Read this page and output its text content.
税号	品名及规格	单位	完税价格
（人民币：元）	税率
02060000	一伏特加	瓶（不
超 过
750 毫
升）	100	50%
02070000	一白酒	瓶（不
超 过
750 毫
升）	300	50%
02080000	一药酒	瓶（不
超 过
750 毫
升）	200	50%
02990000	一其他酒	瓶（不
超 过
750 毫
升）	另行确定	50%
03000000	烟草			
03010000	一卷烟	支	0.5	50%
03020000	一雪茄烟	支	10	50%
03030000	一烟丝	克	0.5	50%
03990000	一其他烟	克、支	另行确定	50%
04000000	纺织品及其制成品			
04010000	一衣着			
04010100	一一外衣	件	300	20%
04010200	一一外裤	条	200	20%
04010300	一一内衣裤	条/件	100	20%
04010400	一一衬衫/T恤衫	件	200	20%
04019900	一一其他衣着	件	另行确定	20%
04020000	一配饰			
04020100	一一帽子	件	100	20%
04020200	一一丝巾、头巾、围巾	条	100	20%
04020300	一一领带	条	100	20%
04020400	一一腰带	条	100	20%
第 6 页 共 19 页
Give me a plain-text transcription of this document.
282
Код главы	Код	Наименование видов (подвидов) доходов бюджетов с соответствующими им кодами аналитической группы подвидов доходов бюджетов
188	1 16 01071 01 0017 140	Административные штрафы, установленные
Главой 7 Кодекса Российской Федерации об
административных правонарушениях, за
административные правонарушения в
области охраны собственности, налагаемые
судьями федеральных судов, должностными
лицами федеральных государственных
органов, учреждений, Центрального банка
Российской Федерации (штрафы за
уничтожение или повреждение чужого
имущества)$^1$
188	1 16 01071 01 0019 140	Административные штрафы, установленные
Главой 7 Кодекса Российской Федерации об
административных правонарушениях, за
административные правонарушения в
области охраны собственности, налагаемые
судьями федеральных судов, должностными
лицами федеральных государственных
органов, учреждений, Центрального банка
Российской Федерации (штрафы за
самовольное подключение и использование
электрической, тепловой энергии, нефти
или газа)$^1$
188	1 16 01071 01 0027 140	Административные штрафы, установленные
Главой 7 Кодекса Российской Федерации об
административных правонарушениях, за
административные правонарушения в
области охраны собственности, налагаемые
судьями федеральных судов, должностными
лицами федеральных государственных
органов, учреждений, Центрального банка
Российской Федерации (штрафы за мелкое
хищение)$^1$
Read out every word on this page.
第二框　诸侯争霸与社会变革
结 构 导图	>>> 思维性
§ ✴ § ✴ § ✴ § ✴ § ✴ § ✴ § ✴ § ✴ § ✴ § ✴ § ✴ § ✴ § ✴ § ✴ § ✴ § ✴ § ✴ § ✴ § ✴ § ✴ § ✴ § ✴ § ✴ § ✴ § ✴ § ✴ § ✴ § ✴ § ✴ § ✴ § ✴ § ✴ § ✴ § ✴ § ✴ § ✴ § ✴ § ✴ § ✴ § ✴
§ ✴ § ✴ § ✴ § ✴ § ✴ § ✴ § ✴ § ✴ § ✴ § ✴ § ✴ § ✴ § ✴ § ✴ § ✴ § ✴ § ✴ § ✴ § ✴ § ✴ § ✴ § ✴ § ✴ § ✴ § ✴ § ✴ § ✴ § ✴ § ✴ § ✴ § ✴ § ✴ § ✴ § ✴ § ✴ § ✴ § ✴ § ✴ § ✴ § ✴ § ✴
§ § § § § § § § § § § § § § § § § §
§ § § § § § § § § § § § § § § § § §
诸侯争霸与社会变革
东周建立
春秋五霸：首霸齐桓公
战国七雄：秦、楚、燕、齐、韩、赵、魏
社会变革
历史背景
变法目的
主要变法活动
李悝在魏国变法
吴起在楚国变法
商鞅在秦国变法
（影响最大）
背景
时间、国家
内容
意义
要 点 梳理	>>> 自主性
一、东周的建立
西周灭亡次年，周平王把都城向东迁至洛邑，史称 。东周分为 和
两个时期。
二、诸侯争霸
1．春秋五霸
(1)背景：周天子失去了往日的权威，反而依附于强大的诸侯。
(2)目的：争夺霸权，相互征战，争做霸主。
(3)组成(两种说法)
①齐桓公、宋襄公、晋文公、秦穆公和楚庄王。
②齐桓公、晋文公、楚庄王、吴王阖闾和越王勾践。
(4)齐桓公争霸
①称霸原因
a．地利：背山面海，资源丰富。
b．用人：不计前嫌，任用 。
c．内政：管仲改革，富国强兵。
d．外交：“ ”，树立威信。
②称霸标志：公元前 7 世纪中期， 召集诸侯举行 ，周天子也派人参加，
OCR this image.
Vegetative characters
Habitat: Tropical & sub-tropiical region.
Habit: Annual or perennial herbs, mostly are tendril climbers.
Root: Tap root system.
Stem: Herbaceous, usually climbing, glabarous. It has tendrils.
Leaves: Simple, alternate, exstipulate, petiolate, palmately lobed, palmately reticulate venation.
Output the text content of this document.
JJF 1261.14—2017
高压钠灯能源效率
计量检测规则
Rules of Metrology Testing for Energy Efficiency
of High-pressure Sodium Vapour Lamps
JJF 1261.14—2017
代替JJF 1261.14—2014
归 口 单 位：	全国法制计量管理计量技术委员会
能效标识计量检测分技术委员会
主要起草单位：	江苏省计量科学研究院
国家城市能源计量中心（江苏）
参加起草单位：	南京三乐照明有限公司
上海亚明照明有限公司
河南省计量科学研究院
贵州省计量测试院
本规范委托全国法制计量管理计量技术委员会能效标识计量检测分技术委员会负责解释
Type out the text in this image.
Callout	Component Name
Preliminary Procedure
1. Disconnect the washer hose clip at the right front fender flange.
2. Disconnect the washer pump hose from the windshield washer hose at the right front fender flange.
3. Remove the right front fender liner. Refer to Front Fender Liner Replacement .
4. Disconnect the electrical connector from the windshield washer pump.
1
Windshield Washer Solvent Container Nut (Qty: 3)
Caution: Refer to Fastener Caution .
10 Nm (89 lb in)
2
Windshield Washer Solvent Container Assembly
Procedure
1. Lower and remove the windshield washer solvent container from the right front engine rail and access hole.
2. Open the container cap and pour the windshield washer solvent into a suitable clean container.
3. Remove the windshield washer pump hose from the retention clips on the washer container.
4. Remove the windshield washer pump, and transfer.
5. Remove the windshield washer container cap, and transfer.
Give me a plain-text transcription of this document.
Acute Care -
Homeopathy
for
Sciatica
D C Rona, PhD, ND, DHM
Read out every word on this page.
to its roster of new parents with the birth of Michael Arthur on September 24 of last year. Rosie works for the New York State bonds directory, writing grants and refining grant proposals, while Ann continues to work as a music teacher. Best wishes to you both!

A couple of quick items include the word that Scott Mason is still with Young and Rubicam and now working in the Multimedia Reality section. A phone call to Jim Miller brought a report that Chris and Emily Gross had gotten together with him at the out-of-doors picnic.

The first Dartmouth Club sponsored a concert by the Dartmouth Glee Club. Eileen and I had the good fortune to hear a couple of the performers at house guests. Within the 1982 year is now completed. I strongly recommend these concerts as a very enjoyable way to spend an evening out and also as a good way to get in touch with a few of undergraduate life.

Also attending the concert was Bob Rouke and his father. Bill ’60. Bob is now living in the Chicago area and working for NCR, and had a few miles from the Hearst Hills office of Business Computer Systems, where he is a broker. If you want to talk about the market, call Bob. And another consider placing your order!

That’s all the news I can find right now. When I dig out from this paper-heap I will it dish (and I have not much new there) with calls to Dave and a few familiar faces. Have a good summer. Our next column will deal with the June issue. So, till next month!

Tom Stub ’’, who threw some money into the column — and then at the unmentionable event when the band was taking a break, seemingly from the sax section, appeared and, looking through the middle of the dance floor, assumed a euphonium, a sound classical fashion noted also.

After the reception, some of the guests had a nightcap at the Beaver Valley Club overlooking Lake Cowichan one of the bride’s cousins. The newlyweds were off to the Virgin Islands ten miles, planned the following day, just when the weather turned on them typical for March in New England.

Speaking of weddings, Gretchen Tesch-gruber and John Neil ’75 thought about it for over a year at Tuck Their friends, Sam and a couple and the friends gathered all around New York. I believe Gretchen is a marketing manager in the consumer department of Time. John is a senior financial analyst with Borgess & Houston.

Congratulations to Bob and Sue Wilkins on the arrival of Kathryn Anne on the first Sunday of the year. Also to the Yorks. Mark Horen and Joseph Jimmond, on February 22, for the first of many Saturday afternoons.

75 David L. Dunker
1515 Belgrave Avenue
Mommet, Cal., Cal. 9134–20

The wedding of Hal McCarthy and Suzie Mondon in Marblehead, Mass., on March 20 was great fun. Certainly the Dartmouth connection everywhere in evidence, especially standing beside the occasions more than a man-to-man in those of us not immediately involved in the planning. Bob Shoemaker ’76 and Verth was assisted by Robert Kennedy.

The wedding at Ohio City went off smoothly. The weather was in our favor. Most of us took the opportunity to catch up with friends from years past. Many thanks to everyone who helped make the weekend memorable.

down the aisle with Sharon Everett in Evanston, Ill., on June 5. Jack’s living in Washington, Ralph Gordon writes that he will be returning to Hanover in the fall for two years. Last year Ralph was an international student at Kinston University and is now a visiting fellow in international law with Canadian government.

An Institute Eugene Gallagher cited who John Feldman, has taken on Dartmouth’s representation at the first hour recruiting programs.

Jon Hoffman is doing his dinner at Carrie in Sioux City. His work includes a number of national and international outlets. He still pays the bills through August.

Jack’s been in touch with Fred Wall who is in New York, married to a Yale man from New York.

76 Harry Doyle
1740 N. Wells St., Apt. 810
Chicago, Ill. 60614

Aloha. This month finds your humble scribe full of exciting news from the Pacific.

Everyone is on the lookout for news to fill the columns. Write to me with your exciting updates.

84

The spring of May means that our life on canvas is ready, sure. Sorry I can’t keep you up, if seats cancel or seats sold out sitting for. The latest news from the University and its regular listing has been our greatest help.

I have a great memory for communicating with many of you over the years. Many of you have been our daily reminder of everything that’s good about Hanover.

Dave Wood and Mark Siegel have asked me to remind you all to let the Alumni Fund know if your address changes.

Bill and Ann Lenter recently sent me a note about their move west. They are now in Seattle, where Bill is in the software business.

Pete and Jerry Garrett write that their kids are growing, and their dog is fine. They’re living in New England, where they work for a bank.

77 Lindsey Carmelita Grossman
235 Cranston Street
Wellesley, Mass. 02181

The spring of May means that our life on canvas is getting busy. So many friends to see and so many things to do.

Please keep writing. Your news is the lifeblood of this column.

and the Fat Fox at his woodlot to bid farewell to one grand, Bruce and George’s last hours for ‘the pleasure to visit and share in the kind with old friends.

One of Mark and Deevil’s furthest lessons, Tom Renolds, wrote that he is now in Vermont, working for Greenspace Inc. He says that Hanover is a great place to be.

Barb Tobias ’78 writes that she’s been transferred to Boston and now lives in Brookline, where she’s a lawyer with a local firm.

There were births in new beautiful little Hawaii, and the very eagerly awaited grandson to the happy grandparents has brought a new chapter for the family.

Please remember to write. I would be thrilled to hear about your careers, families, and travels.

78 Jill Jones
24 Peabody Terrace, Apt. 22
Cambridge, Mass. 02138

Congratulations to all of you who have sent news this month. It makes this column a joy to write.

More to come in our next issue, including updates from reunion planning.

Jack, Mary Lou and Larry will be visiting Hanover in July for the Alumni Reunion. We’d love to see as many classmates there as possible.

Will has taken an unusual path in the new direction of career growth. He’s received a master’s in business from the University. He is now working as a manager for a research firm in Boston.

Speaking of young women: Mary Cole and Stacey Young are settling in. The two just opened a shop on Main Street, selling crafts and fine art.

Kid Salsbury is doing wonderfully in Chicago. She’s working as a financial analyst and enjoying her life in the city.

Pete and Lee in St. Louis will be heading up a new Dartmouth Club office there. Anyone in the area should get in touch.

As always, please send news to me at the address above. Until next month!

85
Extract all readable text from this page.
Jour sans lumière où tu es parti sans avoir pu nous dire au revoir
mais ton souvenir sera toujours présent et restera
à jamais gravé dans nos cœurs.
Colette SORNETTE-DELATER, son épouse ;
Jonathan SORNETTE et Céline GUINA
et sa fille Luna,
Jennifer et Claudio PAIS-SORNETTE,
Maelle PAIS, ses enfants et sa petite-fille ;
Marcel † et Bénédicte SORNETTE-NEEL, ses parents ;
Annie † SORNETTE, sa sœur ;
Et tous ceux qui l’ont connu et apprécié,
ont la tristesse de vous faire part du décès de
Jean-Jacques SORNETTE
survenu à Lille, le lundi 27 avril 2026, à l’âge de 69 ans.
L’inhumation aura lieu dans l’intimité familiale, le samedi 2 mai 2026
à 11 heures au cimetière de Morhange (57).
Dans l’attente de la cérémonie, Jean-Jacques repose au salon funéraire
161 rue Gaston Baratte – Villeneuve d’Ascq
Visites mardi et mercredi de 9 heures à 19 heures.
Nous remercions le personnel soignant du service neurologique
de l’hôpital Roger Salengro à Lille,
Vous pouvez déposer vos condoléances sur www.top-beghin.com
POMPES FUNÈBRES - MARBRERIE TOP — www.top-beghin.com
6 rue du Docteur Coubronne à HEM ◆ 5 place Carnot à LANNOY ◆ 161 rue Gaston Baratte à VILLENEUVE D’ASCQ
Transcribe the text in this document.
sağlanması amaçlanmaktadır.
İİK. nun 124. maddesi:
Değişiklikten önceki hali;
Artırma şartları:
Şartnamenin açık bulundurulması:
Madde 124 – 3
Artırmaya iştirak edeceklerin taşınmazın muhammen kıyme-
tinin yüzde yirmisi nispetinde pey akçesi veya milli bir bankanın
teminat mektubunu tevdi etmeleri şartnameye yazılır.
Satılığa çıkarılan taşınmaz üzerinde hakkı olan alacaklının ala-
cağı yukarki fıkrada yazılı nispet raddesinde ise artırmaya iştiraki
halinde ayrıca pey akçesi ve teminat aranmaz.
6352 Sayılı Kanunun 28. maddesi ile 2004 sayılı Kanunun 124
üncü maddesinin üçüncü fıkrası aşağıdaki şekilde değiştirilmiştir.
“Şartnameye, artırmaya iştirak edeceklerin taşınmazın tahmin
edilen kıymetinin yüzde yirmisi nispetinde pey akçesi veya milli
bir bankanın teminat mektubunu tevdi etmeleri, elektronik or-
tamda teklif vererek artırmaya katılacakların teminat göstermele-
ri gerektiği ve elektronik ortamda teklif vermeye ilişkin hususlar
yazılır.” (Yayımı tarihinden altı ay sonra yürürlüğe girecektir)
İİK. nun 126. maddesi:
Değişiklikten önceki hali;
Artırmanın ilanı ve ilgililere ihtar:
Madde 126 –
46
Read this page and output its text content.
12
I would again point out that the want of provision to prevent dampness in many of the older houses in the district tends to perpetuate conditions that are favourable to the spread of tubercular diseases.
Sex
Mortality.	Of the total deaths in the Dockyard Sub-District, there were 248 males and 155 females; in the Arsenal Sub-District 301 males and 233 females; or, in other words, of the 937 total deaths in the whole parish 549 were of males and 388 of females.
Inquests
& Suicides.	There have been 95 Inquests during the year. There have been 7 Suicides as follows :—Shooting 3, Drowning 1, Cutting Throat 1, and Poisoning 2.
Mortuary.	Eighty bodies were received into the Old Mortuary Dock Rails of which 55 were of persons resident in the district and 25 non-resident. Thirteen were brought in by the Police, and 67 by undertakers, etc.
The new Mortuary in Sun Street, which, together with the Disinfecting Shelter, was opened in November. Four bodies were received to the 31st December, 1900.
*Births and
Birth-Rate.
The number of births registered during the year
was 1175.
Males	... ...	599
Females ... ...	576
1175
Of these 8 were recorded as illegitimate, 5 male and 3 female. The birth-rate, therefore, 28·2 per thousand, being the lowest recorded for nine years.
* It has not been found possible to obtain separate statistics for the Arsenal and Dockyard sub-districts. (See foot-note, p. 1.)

• _TASK TO CARRY OUT_
Extract all lines of the records above that include "financial".

• _SOLVED EXERCISE_
Speaking of weddings, Gretchen Tesch-gruber and John Neil ’75 thought about it for over a year at Tuck Their friends, Sam and a couple and the friends gathered all around New York. I believe Gretchen is a marketing manager in the consumer department of Time. John is a senior financial analyst with Borgess & Houston.
Kid Salsbury is doing wonderfully in Chicago. She’s working as a financial analyst and enjoying her life in the city.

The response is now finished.